**Exercise prompt:** Count how many lines mention the word "иные". Write that number alone.

**Excerpted data:**
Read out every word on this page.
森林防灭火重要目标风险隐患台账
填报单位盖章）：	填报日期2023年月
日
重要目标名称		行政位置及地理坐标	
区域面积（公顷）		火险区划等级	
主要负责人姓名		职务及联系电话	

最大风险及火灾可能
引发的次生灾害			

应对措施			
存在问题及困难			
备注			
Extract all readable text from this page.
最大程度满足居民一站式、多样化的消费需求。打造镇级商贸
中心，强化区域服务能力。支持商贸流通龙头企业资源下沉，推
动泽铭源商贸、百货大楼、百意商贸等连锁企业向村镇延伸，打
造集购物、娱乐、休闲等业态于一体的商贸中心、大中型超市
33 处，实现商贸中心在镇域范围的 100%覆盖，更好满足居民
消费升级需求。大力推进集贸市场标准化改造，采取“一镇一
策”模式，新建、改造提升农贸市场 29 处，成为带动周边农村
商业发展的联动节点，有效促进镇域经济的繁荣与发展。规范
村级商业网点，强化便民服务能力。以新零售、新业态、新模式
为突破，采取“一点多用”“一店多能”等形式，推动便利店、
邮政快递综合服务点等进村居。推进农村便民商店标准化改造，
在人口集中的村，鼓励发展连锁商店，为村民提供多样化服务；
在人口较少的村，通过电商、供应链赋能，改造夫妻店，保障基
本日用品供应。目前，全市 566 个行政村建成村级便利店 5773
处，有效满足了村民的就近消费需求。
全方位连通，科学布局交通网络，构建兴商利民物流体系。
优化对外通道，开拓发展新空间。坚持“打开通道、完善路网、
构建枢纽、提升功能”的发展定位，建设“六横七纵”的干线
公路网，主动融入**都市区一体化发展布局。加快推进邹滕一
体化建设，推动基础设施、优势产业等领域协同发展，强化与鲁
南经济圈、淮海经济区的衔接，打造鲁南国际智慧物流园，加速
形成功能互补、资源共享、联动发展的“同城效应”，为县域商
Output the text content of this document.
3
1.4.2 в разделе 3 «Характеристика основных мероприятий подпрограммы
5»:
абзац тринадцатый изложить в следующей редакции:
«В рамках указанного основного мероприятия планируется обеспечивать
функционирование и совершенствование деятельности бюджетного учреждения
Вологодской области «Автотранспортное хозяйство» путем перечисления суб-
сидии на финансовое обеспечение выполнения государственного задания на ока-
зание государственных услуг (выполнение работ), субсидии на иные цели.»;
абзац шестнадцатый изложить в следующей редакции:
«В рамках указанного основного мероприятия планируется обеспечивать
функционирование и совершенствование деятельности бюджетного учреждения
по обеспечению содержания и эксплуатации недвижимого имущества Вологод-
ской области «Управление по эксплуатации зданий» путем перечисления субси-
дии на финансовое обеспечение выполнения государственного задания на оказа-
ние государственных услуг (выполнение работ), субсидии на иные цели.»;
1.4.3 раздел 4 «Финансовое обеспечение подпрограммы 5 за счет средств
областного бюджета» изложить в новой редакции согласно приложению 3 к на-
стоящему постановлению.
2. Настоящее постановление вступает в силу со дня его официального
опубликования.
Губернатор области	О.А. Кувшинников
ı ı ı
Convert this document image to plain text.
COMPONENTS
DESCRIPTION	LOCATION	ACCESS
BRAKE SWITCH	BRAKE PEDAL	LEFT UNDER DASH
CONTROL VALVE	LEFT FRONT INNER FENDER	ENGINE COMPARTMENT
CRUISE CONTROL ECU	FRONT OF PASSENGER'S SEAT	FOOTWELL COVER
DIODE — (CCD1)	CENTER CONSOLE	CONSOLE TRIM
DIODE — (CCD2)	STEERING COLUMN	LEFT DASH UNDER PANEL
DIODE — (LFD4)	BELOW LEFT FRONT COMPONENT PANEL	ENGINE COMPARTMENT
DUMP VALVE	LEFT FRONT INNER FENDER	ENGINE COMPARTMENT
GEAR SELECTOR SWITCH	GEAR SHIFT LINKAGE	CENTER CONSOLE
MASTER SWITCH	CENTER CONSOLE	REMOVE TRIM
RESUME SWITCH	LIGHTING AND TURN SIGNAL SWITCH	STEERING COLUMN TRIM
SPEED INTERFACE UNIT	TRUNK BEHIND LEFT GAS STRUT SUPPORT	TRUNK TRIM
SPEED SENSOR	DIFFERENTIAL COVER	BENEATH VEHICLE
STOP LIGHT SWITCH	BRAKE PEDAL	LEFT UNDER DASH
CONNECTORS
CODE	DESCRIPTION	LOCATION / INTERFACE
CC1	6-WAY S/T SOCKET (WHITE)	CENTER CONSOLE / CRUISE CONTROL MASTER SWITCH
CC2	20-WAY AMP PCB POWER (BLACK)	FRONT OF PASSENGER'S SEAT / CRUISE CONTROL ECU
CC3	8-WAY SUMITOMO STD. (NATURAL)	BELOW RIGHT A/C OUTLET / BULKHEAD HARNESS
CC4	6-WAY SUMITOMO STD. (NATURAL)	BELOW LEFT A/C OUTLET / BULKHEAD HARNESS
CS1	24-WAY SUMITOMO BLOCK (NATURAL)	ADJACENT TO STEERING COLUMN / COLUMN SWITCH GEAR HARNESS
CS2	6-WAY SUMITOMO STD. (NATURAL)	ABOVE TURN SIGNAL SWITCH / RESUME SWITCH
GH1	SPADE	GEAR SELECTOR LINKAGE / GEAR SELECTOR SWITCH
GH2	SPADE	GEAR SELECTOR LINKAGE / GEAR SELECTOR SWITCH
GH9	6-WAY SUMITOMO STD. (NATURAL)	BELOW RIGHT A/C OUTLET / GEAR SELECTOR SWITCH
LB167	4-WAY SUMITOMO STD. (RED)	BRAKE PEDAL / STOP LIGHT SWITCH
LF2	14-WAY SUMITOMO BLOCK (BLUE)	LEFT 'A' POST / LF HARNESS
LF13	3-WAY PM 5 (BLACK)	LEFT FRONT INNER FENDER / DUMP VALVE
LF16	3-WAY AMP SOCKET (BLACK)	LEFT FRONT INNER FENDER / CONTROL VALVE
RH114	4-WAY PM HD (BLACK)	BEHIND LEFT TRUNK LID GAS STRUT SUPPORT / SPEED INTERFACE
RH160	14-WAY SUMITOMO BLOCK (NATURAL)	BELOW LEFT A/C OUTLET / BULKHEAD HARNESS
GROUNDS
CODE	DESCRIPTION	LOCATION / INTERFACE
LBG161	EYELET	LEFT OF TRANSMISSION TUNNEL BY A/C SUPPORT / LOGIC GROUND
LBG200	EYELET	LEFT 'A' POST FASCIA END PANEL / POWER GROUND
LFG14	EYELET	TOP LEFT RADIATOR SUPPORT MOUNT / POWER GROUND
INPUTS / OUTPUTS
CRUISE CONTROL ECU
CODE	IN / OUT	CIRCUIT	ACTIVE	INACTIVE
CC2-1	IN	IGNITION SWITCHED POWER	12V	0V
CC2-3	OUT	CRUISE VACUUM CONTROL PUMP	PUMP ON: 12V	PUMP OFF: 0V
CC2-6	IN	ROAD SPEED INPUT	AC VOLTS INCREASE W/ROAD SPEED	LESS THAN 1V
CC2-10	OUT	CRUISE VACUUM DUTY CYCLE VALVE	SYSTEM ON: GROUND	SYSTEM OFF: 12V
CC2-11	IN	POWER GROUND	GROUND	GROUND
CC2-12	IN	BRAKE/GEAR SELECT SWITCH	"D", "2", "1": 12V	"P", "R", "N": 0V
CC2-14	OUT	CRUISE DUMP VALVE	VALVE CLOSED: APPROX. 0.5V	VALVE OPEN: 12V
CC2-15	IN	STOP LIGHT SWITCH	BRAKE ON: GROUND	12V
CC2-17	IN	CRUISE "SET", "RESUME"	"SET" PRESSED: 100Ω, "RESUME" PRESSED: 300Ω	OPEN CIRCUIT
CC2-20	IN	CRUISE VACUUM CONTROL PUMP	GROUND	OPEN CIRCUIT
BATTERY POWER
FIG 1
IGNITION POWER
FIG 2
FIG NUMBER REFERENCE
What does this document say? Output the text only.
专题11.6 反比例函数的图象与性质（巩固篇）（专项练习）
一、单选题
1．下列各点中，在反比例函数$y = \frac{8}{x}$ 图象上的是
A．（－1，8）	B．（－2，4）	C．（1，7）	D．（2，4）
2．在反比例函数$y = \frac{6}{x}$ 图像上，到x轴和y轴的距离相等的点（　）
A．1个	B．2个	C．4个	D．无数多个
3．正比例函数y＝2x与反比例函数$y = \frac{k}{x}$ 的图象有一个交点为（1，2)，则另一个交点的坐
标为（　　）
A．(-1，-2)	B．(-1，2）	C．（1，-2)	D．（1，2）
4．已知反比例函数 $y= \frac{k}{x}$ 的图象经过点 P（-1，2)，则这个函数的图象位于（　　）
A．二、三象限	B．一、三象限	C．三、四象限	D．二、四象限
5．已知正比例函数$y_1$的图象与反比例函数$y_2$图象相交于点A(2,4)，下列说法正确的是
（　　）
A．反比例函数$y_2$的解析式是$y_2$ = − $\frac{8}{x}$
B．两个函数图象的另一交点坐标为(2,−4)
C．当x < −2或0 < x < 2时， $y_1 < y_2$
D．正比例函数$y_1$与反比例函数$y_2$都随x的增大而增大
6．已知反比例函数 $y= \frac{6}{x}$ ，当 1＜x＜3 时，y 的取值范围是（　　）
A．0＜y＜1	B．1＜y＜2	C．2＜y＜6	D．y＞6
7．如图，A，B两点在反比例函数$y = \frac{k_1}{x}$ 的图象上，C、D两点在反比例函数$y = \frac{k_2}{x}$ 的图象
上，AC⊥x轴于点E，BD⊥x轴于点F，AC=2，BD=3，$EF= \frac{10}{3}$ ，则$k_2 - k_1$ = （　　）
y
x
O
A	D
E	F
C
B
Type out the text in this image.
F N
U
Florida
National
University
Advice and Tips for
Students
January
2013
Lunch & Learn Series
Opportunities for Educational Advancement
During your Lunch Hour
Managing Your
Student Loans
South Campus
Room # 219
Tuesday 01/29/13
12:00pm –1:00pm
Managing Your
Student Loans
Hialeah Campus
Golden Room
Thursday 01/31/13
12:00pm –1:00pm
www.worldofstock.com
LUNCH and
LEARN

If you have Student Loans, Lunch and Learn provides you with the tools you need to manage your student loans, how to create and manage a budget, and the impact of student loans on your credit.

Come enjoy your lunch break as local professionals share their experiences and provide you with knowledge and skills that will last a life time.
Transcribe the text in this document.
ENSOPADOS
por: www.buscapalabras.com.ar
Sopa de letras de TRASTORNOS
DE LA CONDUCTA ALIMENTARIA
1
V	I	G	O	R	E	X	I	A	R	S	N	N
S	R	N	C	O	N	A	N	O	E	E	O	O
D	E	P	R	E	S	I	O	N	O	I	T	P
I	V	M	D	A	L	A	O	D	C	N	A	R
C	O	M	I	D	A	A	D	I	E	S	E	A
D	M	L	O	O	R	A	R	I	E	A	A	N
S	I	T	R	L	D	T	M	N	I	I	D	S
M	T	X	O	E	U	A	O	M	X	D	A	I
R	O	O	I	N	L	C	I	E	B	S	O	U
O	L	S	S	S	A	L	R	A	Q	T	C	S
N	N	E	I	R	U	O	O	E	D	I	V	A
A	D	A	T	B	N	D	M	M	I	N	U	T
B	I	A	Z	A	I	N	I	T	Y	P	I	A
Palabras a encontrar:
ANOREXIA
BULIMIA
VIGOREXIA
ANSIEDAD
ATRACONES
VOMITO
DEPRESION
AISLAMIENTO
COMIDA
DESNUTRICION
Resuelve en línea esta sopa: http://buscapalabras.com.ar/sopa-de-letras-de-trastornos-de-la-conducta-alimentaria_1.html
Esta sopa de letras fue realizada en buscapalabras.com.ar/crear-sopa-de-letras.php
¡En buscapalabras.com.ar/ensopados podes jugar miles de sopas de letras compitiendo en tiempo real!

**Response:** 2